-- WRITTEN TASK --
Show all lines of the listing that hold the word "Research".

-- SOURCE RECORDS --
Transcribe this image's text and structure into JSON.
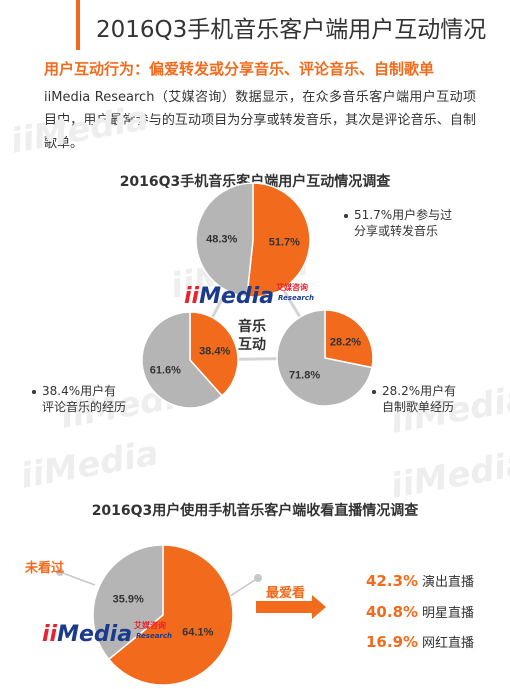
{
  "page": {
    "title": "2016Q3手机音乐客户端用户互动情况",
    "subtitle": "用户互动行为：偏爱转发或分享音乐、评论音乐、自制歌单",
    "description": "iiMedia Research（艾媒咨询）数据显示，在众多音乐客户端用户互动项目中，用户最常参与的互动项目为分享或转发音乐，其次是评论音乐、自制歌单。"
  },
  "brand": {
    "logo_main": "Media",
    "logo_prefix": "ii",
    "logo_cn": "艾媒咨询",
    "logo_en": "Research",
    "watermark": "iiMedia"
  },
  "colors": {
    "accent": "#f26b1d",
    "grey": "#b5b5b5",
    "logo_blue": "#1a3b8c",
    "logo_red": "#e8222e"
  },
  "chart_data": [
    {
      "type": "pie",
      "title": "2016Q3手机音乐客户端用户互动情况调查",
      "center_label": [
        "音乐",
        "互动"
      ],
      "pies": [
        {
          "annotation": [
            "51.7%用户参与过",
            "分享或转发音乐"
          ],
          "slices": [
            {
              "label": "51.7%",
              "value": 51.7,
              "color": "#f26b1d"
            },
            {
              "label": "48.3%",
              "value": 48.3,
              "color": "#b5b5b5"
            }
          ]
        },
        {
          "annotation": [
            "38.4%用户有",
            "评论音乐的经历"
          ],
          "slices": [
            {
              "label": "38.4%",
              "value": 38.4,
              "color": "#f26b1d"
            },
            {
              "label": "61.6%",
              "value": 61.6,
              "color": "#b5b5b5"
            }
          ]
        },
        {
          "annotation": [
            "28.2%用户有",
            "自制歌单经历"
          ],
          "slices": [
            {
              "label": "28.2%",
              "value": 28.2,
              "color": "#f26b1d"
            },
            {
              "label": "71.8%",
              "value": 71.8,
              "color": "#b5b5b5"
            }
          ]
        }
      ]
    },
    {
      "type": "pie",
      "title": "2016Q3用户使用手机音乐客户端收看直播情况调查",
      "slices": [
        {
          "label": "64.1%",
          "value": 64.1,
          "color": "#f26b1d"
        },
        {
          "label": "35.9%",
          "value": 35.9,
          "color": "#b5b5b5",
          "name": "未看过"
        }
      ],
      "favorite_label": "最爱看",
      "favorites": [
        {
          "pct": "42.3%",
          "name": "演出直播"
        },
        {
          "pct": "40.8%",
          "name": "明星直播"
        },
        {
          "pct": "16.9%",
          "name": "网红直播"
        }
      ]
    }
  ]
}
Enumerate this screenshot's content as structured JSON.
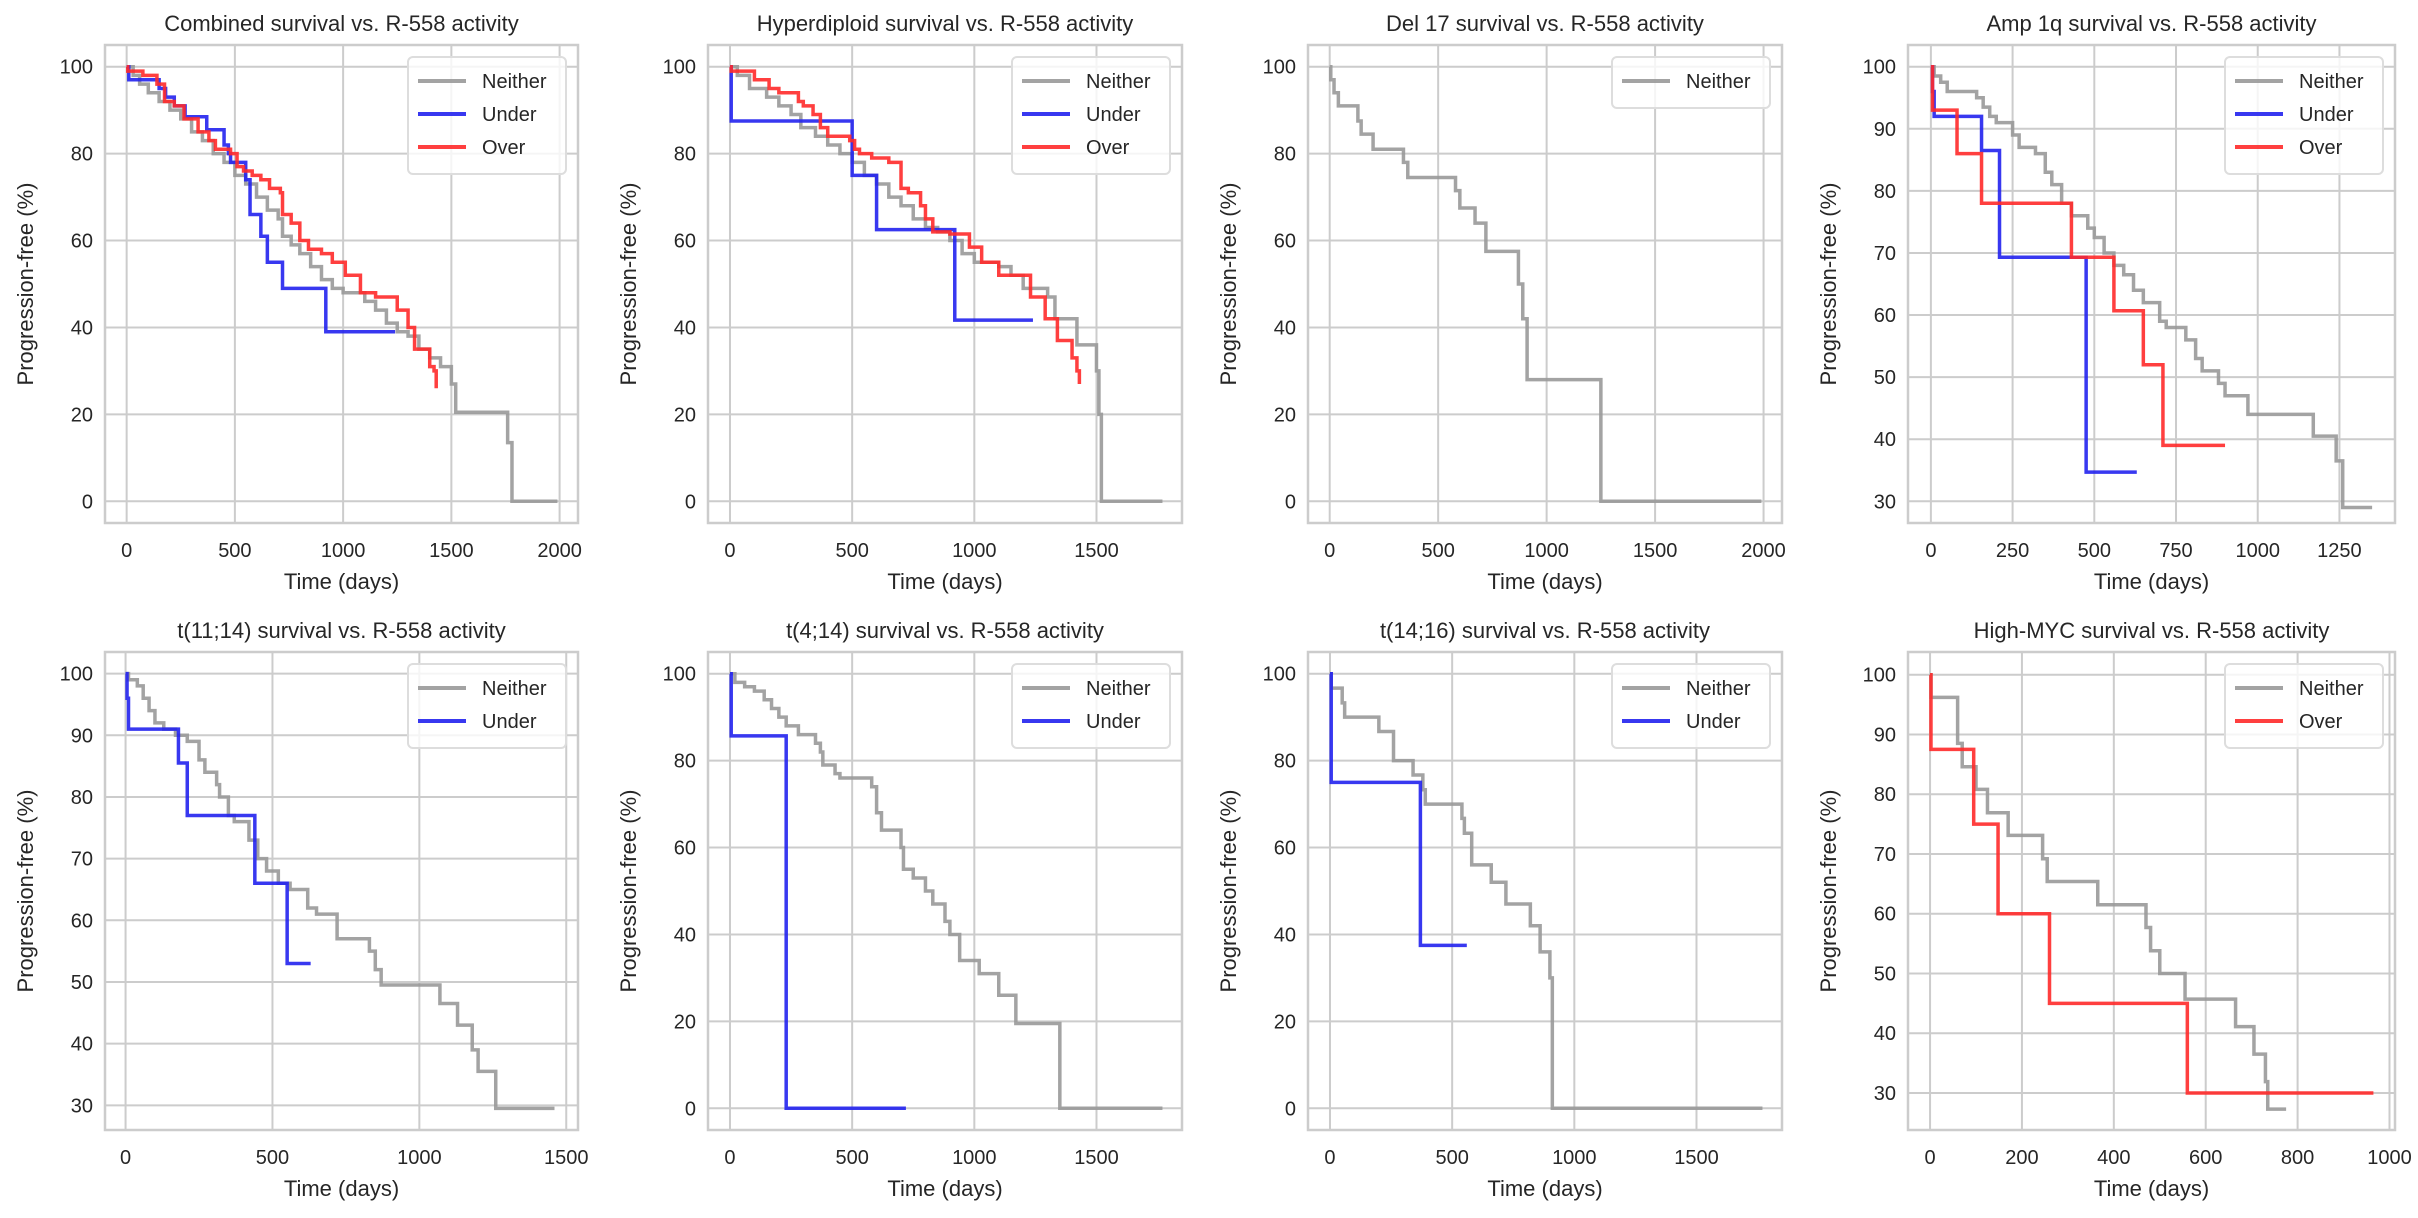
{
  "figure": {
    "suptitle": ""
  },
  "colors": {
    "Neither": "#999999",
    "Under": "#2222ee",
    "Over": "#ff2a2a",
    "grid": "#cccccc",
    "frame": "#cccccc"
  },
  "chart_data": [
    {
      "type": "line",
      "step": true,
      "title": "Combined survival vs. R-558 activity",
      "xlabel": "Time (days)",
      "ylabel": "Progression-free (%)",
      "xlim": [
        -100,
        2085
      ],
      "ylim": [
        -5,
        105
      ],
      "xticks": [
        0,
        500,
        1000,
        1500,
        2000
      ],
      "yticks": [
        0,
        20,
        40,
        60,
        80,
        100
      ],
      "grid": true,
      "legend": "top-right",
      "series": [
        {
          "name": "Neither",
          "x": [
            0,
            30,
            60,
            100,
            150,
            200,
            250,
            300,
            350,
            400,
            450,
            500,
            550,
            600,
            650,
            700,
            720,
            760,
            800,
            850,
            900,
            950,
            1000,
            1100,
            1150,
            1200,
            1250,
            1300,
            1350,
            1400,
            1450,
            1500,
            1520,
            1760,
            1780,
            1990
          ],
          "y": [
            100,
            98,
            96,
            94,
            92,
            90,
            88,
            85,
            83,
            80,
            78,
            75,
            73,
            70,
            67,
            65,
            61,
            59,
            57,
            54,
            51,
            49,
            48,
            46,
            44,
            41,
            39,
            38,
            35,
            33,
            31,
            27,
            20.5,
            13.5,
            0,
            0
          ]
        },
        {
          "name": "Under",
          "x": [
            0,
            10,
            150,
            180,
            220,
            270,
            370,
            450,
            470,
            480,
            550,
            570,
            620,
            650,
            720,
            800,
            920,
            1240
          ],
          "y": [
            100,
            97,
            95,
            93,
            91,
            88.5,
            85.5,
            82,
            80,
            78,
            74,
            66,
            61,
            55,
            49,
            49,
            39,
            39
          ]
        },
        {
          "name": "Over",
          "x": [
            0,
            5,
            75,
            140,
            175,
            220,
            265,
            330,
            380,
            410,
            480,
            510,
            540,
            580,
            620,
            660,
            710,
            720,
            760,
            800,
            840,
            900,
            950,
            1010,
            1080,
            1150,
            1250,
            1300,
            1330,
            1400,
            1420,
            1430
          ],
          "y": [
            100,
            99,
            98,
            96,
            92,
            91,
            88,
            85,
            83,
            81,
            80,
            77,
            76,
            75,
            74,
            72,
            71,
            66,
            64,
            60,
            58,
            57,
            55,
            52,
            48,
            47,
            44,
            40,
            35,
            31,
            30,
            26
          ]
        }
      ]
    },
    {
      "type": "line",
      "step": true,
      "title": "Hyperdiploid survival vs. R-558 activity",
      "xlabel": "Time (days)",
      "ylabel": "Progression-free (%)",
      "xlim": [
        -90,
        1850
      ],
      "ylim": [
        -5,
        105
      ],
      "xticks": [
        0,
        500,
        1000,
        1500
      ],
      "yticks": [
        0,
        20,
        40,
        60,
        80,
        100
      ],
      "grid": true,
      "legend": "top-right",
      "series": [
        {
          "name": "Neither",
          "x": [
            0,
            30,
            80,
            150,
            200,
            250,
            290,
            350,
            400,
            450,
            500,
            550,
            600,
            650,
            700,
            750,
            800,
            850,
            900,
            950,
            1000,
            1100,
            1150,
            1200,
            1300,
            1330,
            1420,
            1500,
            1510,
            1520,
            1770
          ],
          "y": [
            100,
            98,
            95,
            93,
            91,
            89,
            86,
            84,
            82,
            80,
            78,
            75,
            73,
            70,
            68,
            65,
            63,
            62,
            60,
            57,
            55,
            54,
            52,
            49,
            47,
            42,
            36,
            30,
            20,
            0,
            0
          ]
        },
        {
          "name": "Under",
          "x": [
            0,
            5,
            500,
            600,
            920,
            1240
          ],
          "y": [
            100,
            87.5,
            75,
            62.5,
            41.7,
            41.7
          ]
        },
        {
          "name": "Over",
          "x": [
            0,
            5,
            100,
            160,
            200,
            280,
            300,
            340,
            370,
            400,
            490,
            510,
            530,
            580,
            650,
            700,
            730,
            780,
            800,
            830,
            900,
            980,
            1030,
            1100,
            1230,
            1290,
            1340,
            1400,
            1420,
            1430
          ],
          "y": [
            100,
            99,
            97,
            95,
            94,
            92,
            91,
            89,
            86,
            84,
            83,
            81,
            80,
            79,
            78,
            72,
            71,
            68,
            65,
            62,
            61.5,
            58.5,
            55,
            52,
            47,
            42,
            37,
            33,
            30,
            27
          ]
        }
      ]
    },
    {
      "type": "line",
      "step": true,
      "title": "Del 17 survival vs. R-558 activity",
      "xlabel": "Time (days)",
      "ylabel": "Progression-free (%)",
      "xlim": [
        -100,
        2085
      ],
      "ylim": [
        -5,
        105
      ],
      "xticks": [
        0,
        500,
        1000,
        1500,
        2000
      ],
      "yticks": [
        0,
        20,
        40,
        60,
        80,
        100
      ],
      "grid": true,
      "legend": "top-right",
      "series": [
        {
          "name": "Neither",
          "x": [
            0,
            5,
            20,
            40,
            130,
            145,
            200,
            340,
            360,
            580,
            600,
            670,
            720,
            870,
            890,
            910,
            1250,
            1990
          ],
          "y": [
            100,
            97,
            94,
            91,
            87.5,
            84.5,
            81,
            78,
            74.5,
            71.5,
            67.5,
            64,
            57.5,
            50,
            42,
            28,
            0,
            0
          ]
        }
      ]
    },
    {
      "type": "line",
      "step": true,
      "title": "Amp 1q survival vs. R-558 activity",
      "xlabel": "Time (days)",
      "ylabel": "Progression-free (%)",
      "xlim": [
        -70,
        1420
      ],
      "ylim": [
        26.5,
        103.5
      ],
      "xticks": [
        0,
        250,
        500,
        750,
        1000,
        1250
      ],
      "yticks": [
        30,
        40,
        50,
        60,
        70,
        80,
        90,
        100
      ],
      "grid": true,
      "legend": "top-right",
      "series": [
        {
          "name": "Neither",
          "x": [
            0,
            10,
            30,
            50,
            140,
            160,
            180,
            200,
            250,
            270,
            320,
            350,
            370,
            400,
            430,
            480,
            500,
            530,
            560,
            590,
            620,
            650,
            700,
            720,
            780,
            810,
            830,
            880,
            900,
            970,
            1170,
            1240,
            1260,
            1350
          ],
          "y": [
            100,
            98.5,
            97.5,
            96,
            95,
            93.5,
            92,
            91,
            89,
            87,
            86,
            83,
            81,
            78,
            76,
            74,
            72.5,
            70,
            68,
            66.5,
            64,
            62,
            59,
            58,
            56,
            53,
            51,
            49,
            47,
            44,
            40.5,
            36.5,
            29,
            29
          ]
        },
        {
          "name": "Under",
          "x": [
            0,
            5,
            10,
            155,
            210,
            475,
            630
          ],
          "y": [
            100,
            96,
            92,
            86.5,
            69.3,
            34.7,
            34.7
          ]
        },
        {
          "name": "Over",
          "x": [
            0,
            5,
            80,
            155,
            430,
            560,
            650,
            710,
            900
          ],
          "y": [
            100,
            93,
            86,
            78,
            69.3,
            60.7,
            52,
            39,
            39
          ]
        }
      ]
    },
    {
      "type": "line",
      "step": true,
      "title": "t(11;14) survival vs. R-558 activity",
      "xlabel": "Time (days)",
      "ylabel": "Progression-free (%)",
      "xlim": [
        -70,
        1540
      ],
      "ylim": [
        26,
        103.5
      ],
      "xticks": [
        0,
        500,
        1000,
        1500
      ],
      "yticks": [
        30,
        40,
        50,
        60,
        70,
        80,
        90,
        100
      ],
      "grid": true,
      "legend": "top-right",
      "series": [
        {
          "name": "Neither",
          "x": [
            0,
            10,
            40,
            60,
            80,
            100,
            130,
            170,
            210,
            250,
            270,
            310,
            320,
            350,
            370,
            420,
            450,
            480,
            520,
            560,
            620,
            650,
            720,
            830,
            850,
            870,
            1070,
            1130,
            1180,
            1200,
            1260,
            1460
          ],
          "y": [
            100,
            99,
            98,
            96,
            94,
            92,
            91,
            90,
            89,
            86,
            84,
            82,
            80,
            77,
            76,
            73,
            70,
            68,
            66,
            65,
            62,
            61,
            57,
            55,
            52,
            49.5,
            46.5,
            43,
            39,
            35.5,
            29.5,
            29.5
          ]
        },
        {
          "name": "Under",
          "x": [
            0,
            5,
            10,
            180,
            210,
            440,
            550,
            630
          ],
          "y": [
            100,
            96,
            91,
            85.5,
            77,
            66,
            53,
            53
          ]
        }
      ]
    },
    {
      "type": "line",
      "step": true,
      "title": "t(4;14) survival vs. R-558 activity",
      "xlabel": "Time (days)",
      "ylabel": "Progression-free (%)",
      "xlim": [
        -90,
        1850
      ],
      "ylim": [
        -5,
        105
      ],
      "xticks": [
        0,
        500,
        1000,
        1500
      ],
      "yticks": [
        0,
        20,
        40,
        60,
        80,
        100
      ],
      "grid": true,
      "legend": "top-right",
      "series": [
        {
          "name": "Neither",
          "x": [
            0,
            20,
            60,
            100,
            140,
            170,
            200,
            230,
            280,
            350,
            370,
            380,
            430,
            450,
            580,
            600,
            620,
            630,
            700,
            710,
            750,
            800,
            830,
            880,
            900,
            940,
            1020,
            1100,
            1170,
            1350,
            1770
          ],
          "y": [
            100,
            98,
            97,
            96,
            94,
            92,
            90,
            88,
            86,
            84,
            82,
            79,
            77,
            76,
            74,
            68,
            64,
            64,
            60,
            55,
            53,
            50,
            47,
            43,
            40,
            34,
            31,
            26,
            19.5,
            0,
            0
          ]
        },
        {
          "name": "Under",
          "x": [
            0,
            5,
            230,
            720
          ],
          "y": [
            100,
            85.7,
            0,
            0
          ]
        }
      ]
    },
    {
      "type": "line",
      "step": true,
      "title": "t(14;16) survival vs. R-558 activity",
      "xlabel": "Time (days)",
      "ylabel": "Progression-free (%)",
      "xlim": [
        -90,
        1850
      ],
      "ylim": [
        -5,
        105
      ],
      "xticks": [
        0,
        500,
        1000,
        1500
      ],
      "yticks": [
        0,
        20,
        40,
        60,
        80,
        100
      ],
      "grid": true,
      "legend": "top-right",
      "series": [
        {
          "name": "Neither",
          "x": [
            0,
            5,
            50,
            60,
            200,
            260,
            340,
            380,
            390,
            540,
            550,
            580,
            660,
            720,
            820,
            860,
            900,
            910,
            1770
          ],
          "y": [
            100,
            96.7,
            93.3,
            90,
            86.7,
            80,
            76.7,
            73.3,
            70,
            66.7,
            63.3,
            56,
            52,
            47,
            42,
            36,
            30,
            0,
            0
          ]
        },
        {
          "name": "Under",
          "x": [
            0,
            5,
            370,
            560
          ],
          "y": [
            100,
            75,
            37.5,
            37.5
          ]
        }
      ]
    },
    {
      "type": "line",
      "step": true,
      "title": "High-MYC survival vs. R-558 activity",
      "xlabel": "Time (days)",
      "ylabel": "Progression-free (%)",
      "xlim": [
        -48,
        1012
      ],
      "ylim": [
        23.8,
        103.8
      ],
      "xticks": [
        0,
        200,
        400,
        600,
        800,
        1000
      ],
      "yticks": [
        30,
        40,
        50,
        60,
        70,
        80,
        90,
        100
      ],
      "grid": true,
      "legend": "top-right",
      "series": [
        {
          "name": "Neither",
          "x": [
            0,
            2,
            60,
            70,
            100,
            125,
            170,
            245,
            255,
            365,
            470,
            480,
            500,
            555,
            665,
            705,
            730,
            735,
            775
          ],
          "y": [
            100,
            96.2,
            88.5,
            84.6,
            80.8,
            76.9,
            73.1,
            69.2,
            65.4,
            61.5,
            57.7,
            53.8,
            50,
            45.7,
            41.1,
            36.5,
            31.9,
            27.3,
            27.3
          ]
        },
        {
          "name": "Over",
          "x": [
            0,
            2,
            95,
            148,
            260,
            560,
            965
          ],
          "y": [
            100,
            87.5,
            75,
            60,
            45,
            30,
            30
          ]
        }
      ]
    }
  ]
}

-- FULL SOLUTION --
    "description": "iiMedia Research（艾媒咨询）数据显示，在众多音乐客户端用户互动项目中，用户最常参与的互动项目为分享或转发音乐，其次是评论音乐、自制歌单。"
    "logo_en": "Research",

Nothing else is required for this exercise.